Data items:

** start **

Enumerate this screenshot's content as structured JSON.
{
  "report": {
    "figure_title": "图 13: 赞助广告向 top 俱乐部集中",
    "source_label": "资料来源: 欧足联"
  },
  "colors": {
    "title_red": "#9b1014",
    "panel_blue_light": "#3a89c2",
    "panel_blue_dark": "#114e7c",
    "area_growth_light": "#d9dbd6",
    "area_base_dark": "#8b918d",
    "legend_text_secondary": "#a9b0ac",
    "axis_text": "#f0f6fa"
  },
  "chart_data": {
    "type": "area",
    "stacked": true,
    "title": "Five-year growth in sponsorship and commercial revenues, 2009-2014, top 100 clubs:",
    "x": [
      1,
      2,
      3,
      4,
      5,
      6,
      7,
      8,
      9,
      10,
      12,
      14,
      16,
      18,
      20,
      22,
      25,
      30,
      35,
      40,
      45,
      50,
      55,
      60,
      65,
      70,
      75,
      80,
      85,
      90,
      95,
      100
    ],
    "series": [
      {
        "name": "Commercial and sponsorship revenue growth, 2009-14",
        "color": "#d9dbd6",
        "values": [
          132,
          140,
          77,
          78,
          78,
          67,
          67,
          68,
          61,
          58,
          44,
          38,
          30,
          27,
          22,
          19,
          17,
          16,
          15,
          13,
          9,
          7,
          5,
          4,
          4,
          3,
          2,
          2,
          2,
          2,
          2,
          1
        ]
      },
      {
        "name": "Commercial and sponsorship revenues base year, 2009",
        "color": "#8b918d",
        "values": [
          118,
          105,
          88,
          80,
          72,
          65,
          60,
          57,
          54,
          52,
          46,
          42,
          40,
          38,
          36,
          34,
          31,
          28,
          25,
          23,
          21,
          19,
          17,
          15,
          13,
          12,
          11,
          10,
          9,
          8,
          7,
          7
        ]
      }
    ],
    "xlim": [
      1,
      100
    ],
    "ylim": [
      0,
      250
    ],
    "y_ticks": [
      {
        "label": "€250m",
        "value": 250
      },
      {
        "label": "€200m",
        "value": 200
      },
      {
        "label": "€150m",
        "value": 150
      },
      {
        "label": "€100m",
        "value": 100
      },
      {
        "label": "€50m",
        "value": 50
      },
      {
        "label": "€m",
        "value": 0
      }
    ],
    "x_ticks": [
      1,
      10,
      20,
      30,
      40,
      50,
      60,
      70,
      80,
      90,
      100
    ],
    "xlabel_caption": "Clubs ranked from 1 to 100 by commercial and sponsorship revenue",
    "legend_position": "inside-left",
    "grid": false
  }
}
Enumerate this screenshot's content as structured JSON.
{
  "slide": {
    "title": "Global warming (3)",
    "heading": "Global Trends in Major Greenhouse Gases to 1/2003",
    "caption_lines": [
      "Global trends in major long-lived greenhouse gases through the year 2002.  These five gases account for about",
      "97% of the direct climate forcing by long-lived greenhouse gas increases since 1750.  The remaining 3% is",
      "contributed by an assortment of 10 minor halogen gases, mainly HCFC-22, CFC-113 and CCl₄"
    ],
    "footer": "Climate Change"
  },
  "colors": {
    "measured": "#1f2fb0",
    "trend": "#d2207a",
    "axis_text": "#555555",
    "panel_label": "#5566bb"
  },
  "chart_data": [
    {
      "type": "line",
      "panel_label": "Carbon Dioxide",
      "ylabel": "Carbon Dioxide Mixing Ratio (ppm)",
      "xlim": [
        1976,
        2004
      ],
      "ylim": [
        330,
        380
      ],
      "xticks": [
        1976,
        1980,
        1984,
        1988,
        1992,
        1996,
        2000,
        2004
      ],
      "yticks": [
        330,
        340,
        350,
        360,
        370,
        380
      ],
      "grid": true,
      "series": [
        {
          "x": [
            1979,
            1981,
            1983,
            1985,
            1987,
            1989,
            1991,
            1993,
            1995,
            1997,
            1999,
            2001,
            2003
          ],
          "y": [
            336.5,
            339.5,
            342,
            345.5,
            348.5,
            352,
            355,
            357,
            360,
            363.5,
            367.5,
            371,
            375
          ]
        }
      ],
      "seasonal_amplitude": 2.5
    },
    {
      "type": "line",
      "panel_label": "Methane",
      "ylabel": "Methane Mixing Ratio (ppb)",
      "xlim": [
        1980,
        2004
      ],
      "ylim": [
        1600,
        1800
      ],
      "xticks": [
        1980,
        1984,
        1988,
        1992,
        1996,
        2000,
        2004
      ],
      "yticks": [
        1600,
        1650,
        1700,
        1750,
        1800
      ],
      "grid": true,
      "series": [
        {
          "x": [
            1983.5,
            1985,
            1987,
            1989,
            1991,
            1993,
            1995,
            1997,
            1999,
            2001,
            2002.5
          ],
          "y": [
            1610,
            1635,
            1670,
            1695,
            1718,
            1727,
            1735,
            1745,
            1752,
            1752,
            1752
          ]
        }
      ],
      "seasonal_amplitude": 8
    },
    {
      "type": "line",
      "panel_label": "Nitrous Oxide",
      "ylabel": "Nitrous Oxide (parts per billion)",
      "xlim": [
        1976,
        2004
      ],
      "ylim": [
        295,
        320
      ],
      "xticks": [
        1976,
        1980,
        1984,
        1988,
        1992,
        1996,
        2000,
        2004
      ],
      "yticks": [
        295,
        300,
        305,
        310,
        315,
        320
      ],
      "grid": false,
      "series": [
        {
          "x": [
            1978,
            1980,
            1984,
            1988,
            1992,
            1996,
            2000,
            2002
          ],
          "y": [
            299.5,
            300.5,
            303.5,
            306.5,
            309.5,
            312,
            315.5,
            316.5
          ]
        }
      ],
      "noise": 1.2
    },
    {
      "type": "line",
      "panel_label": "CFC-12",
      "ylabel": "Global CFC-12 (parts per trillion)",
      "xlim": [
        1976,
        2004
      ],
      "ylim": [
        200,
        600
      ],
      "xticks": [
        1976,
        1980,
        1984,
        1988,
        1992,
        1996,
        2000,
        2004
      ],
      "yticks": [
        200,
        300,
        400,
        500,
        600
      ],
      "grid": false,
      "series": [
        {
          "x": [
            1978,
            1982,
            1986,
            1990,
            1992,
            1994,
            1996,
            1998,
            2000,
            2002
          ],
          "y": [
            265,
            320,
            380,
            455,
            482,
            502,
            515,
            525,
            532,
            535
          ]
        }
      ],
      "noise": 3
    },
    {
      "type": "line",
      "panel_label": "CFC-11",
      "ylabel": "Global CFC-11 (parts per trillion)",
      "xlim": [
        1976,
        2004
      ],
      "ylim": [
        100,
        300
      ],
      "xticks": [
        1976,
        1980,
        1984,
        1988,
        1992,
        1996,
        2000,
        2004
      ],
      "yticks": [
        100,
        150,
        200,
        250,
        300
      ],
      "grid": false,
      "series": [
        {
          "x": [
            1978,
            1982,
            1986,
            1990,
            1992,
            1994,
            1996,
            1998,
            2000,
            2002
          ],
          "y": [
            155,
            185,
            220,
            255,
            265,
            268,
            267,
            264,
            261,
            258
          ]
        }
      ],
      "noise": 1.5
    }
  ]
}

** end **

▸ **What this task involves**:
Across the records, count the lines holding the string "Nitrous". Give the number and stop.

▸ **The solution**:
2